** START Materials provided **

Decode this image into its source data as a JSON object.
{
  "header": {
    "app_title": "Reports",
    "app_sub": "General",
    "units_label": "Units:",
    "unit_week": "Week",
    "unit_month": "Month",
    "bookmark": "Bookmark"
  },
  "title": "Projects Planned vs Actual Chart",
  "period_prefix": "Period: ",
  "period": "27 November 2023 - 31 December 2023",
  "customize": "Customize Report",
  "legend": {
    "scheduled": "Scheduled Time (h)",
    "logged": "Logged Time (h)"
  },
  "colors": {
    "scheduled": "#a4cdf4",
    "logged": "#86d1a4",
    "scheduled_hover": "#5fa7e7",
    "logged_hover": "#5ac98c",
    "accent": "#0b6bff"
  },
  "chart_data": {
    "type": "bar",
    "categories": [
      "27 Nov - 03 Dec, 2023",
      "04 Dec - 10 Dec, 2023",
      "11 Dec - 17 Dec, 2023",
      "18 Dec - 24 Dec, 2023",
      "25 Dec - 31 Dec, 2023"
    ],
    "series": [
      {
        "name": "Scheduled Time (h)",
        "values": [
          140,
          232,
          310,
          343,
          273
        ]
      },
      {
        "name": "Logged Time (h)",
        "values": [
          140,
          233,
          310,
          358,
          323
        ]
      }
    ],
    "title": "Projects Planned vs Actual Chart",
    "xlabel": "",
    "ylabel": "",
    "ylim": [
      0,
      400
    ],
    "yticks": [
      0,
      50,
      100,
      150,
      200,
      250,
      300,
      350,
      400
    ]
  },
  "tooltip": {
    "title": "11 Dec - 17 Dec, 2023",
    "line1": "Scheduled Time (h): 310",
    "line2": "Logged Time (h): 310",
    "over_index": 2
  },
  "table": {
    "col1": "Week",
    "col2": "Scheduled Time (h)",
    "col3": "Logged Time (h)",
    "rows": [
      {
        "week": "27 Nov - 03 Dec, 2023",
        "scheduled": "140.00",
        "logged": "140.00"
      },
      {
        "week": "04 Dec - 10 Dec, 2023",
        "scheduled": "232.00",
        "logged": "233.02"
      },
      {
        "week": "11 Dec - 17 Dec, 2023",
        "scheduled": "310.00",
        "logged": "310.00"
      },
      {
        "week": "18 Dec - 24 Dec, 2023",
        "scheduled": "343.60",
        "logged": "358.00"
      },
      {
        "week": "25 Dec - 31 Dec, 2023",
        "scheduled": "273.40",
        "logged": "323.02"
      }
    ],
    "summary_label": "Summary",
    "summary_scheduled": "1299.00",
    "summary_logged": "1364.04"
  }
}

** END Materials provided **

## [Brief]
Write out the data exactly as it stands.

## [Exercise answer]
Decode this image into its source data as a JSON object.
{
  "header": {
    "app_title": "Reports",
    "app_sub": "General",
    "units_label": "Units:",
    "unit_week": "Week",
    "unit_month": "Month",
    "bookmark": "Bookmark"
  },
  "title": "Projects Planned vs Actual Chart",
  "period_prefix": "Period: ",
  "period": "27 November 2023 - 31 December 2023",
  "customize": "Customize Report",
  "legend": {
    "scheduled": "Scheduled Time (h)",
    "logged": "Logged Time (h)"
  },
  "colors": {
    "scheduled": "#a4cdf4",
    "logged": "#86d1a4",
    "scheduled_hover": "#5fa7e7",
    "logged_hover": "#5ac98c",
    "accent": "#0b6bff"
  },
  "chart_data": {
    "type": "bar",
    "categories": [
      "27 Nov - 03 Dec, 2023",
      "04 Dec - 10 Dec, 2023",
      "11 Dec - 17 Dec, 2023",
      "18 Dec - 24 Dec, 2023",
      "25 Dec - 31 Dec, 2023"
    ],
    "series": [
      {
        "name": "Scheduled Time (h)",
        "values": [
          140,
          232,
          310,
          343,
          273
        ]
      },
      {
        "name": "Logged Time (h)",
        "values": [
          140,
          233,
          310,
          358,
          323
        ]
      }
    ],
    "title": "Projects Planned vs Actual Chart",
    "xlabel": "",
    "ylabel": "",
    "ylim": [
      0,
      400
    ],
    "yticks": [
      0,
      50,
      100,
      150,
      200,
      250,
      300,
      350,
      400
    ]
  },
  "tooltip": {
    "title": "11 Dec - 17 Dec, 2023",
    "line1": "Scheduled Time (h): 310",
    "line2": "Logged Time (h): 310",
    "over_index": 2
  },
  "table": {
    "col1": "Week",
    "col2": "Scheduled Time (h)",
    "col3": "Logged Time (h)",
    "rows": [
      {
        "week": "27 Nov - 03 Dec, 2023",
        "scheduled": "140.00",
        "logged": "140.00"
      },
      {
        "week": "04 Dec - 10 Dec, 2023",
        "scheduled": "232.00",
        "logged": "233.02"
      },
      {
        "week": "11 Dec - 17 Dec, 2023",
        "scheduled": "310.00",
        "logged": "310.00"
      },
      {
        "week": "18 Dec - 24 Dec, 2023",
        "scheduled": "343.60",
        "logged": "358.00"
      },
      {
        "week": "25 Dec - 31 Dec, 2023",
        "scheduled": "273.40",
        "logged": "323.02"
      }
    ],
    "summary_label": "Summary",
    "summary_scheduled": "1299.00",
    "summary_logged": "1364.04"
  }
}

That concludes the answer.